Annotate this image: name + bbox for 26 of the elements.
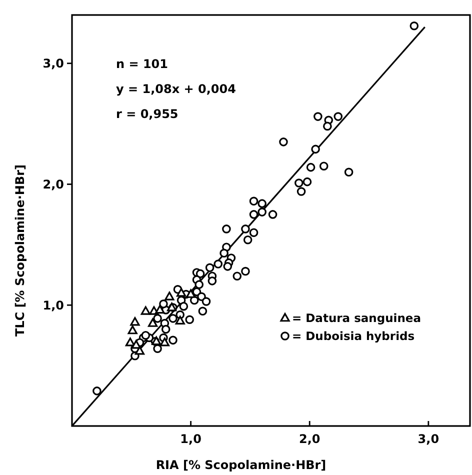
point [134,346,145,355]
point [175,316,185,325]
annotation: n = 101 [116,57,168,71]
point [128,326,138,334]
point [160,338,170,346]
y-tick-label: 3,0 [42,56,64,71]
y-tick-label: 2,0 [42,177,64,192]
point [176,288,186,297]
point [148,318,158,327]
annotation: r = 0,955 [116,107,178,121]
point [125,338,136,346]
x-tick-label: 3,0 [418,432,440,446]
point [164,292,174,300]
y-axis-title: TLC [% Scopolamine·HBr] [13,164,27,336]
point [186,289,196,298]
point [140,306,150,315]
x-tick-label: 1,0 [180,432,202,446]
x-axis-title: RIA [% Scopolamine·HBr] [156,458,326,472]
annotation: y = 1,08x + 0,004 [116,82,236,96]
point [131,340,141,349]
point [155,304,165,314]
legend-label: = Datura sanguinea [292,311,421,326]
point [130,317,140,326]
legend-label: = Duboisia hybrids [292,329,415,344]
x-tick-label: 2,0 [298,432,320,446]
y-tick-label: 1,0 [42,298,64,312]
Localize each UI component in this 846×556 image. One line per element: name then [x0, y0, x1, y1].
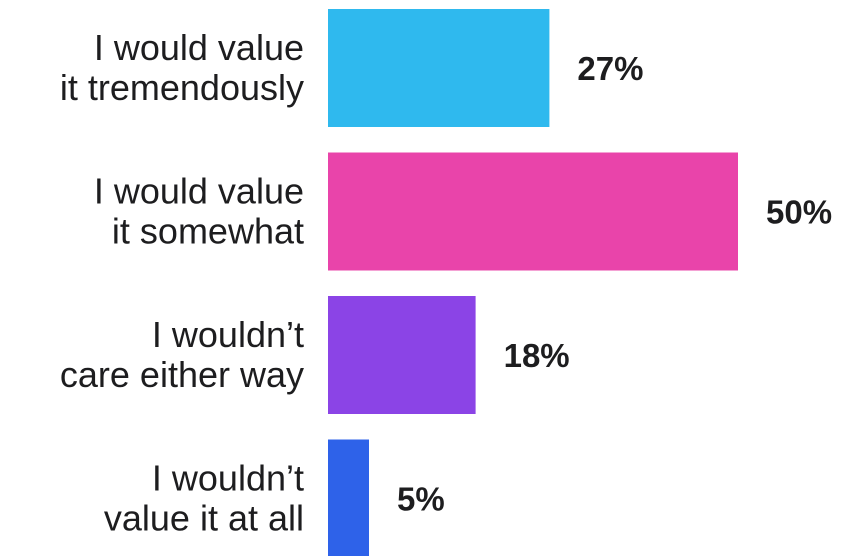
- bar-3: [328, 296, 476, 414]
- bar-1: [328, 9, 550, 127]
- category-label-line: value it at all: [104, 498, 304, 539]
- category-label-2: I would value it somewhat: [94, 171, 304, 252]
- category-label-3: I wouldn’t care either way: [60, 314, 304, 395]
- bar-2: [328, 152, 738, 271]
- value-label-3: 18%: [504, 337, 570, 374]
- category-label-line: I would value: [94, 27, 304, 68]
- category-label-line: it tremendously: [60, 67, 304, 108]
- category-label-line: I wouldn’t: [152, 458, 304, 499]
- bar-4: [328, 439, 369, 556]
- category-label-1: I would value it tremendously: [60, 27, 304, 108]
- category-label-line: care either way: [60, 354, 304, 395]
- category-label-line: I would value: [94, 171, 304, 212]
- value-label-4: 5%: [397, 481, 445, 518]
- category-label-line: I wouldn’t: [152, 314, 304, 355]
- value-label-2: 50%: [766, 194, 832, 231]
- value-label-1: 27%: [577, 50, 643, 87]
- category-label-4: I wouldn’t value it at all: [104, 458, 304, 539]
- category-label-line: it somewhat: [112, 211, 304, 252]
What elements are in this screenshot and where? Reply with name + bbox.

************

Copy out all of the material above word for word, but leave out the pictures.

Annotate this image: name + bbox for 26 of the elements.
point [134,346,145,355]
point [175,316,185,325]
annotation: n = 101 [116,57,168,71]
point [128,326,138,334]
point [160,338,170,346]
y-tick-label: 3,0 [42,56,64,71]
y-tick-label: 2,0 [42,177,64,192]
point [176,288,186,297]
point [148,318,158,327]
annotation: r = 0,955 [116,107,178,121]
point [125,338,136,346]
x-tick-label: 3,0 [418,432,440,446]
point [164,292,174,300]
y-axis-title: TLC [% Scopolamine·HBr] [13,164,27,336]
point [186,289,196,298]
point [140,306,150,315]
x-tick-label: 1,0 [180,432,202,446]
x-axis-title: RIA [% Scopolamine·HBr] [156,458,326,472]
annotation: y = 1,08x + 0,004 [116,82,236,96]
point [131,340,141,349]
point [155,304,165,314]
legend-label: = Datura sanguinea [292,311,421,326]
point [130,317,140,326]
legend-label: = Duboisia hybrids [292,329,415,344]
x-tick-label: 2,0 [298,432,320,446]
y-tick-label: 1,0 [42,298,64,312]
Localize each UI component in this 846×556 image. One line per element: name then [x0, y0, x1, y1].
- bar-3: [328, 296, 476, 414]
- bar-1: [328, 9, 550, 127]
- category-label-line: value it at all: [104, 498, 304, 539]
- category-label-2: I would value it somewhat: [94, 171, 304, 252]
- category-label-3: I wouldn’t care either way: [60, 314, 304, 395]
- bar-2: [328, 152, 738, 271]
- value-label-3: 18%: [504, 337, 570, 374]
- category-label-line: I would value: [94, 27, 304, 68]
- category-label-line: it tremendously: [60, 67, 304, 108]
- category-label-line: I wouldn’t: [152, 458, 304, 499]
- bar-4: [328, 439, 369, 556]
- category-label-1: I would value it tremendously: [60, 27, 304, 108]
- category-label-line: care either way: [60, 354, 304, 395]
- category-label-line: I would value: [94, 171, 304, 212]
- value-label-4: 5%: [397, 481, 445, 518]
- category-label-line: I wouldn’t: [152, 314, 304, 355]
- value-label-2: 50%: [766, 194, 832, 231]
- value-label-1: 27%: [577, 50, 643, 87]
- category-label-4: I wouldn’t value it at all: [104, 458, 304, 539]
- category-label-line: it somewhat: [112, 211, 304, 252]
What elements are in this screenshot and where? Reply with name + bbox.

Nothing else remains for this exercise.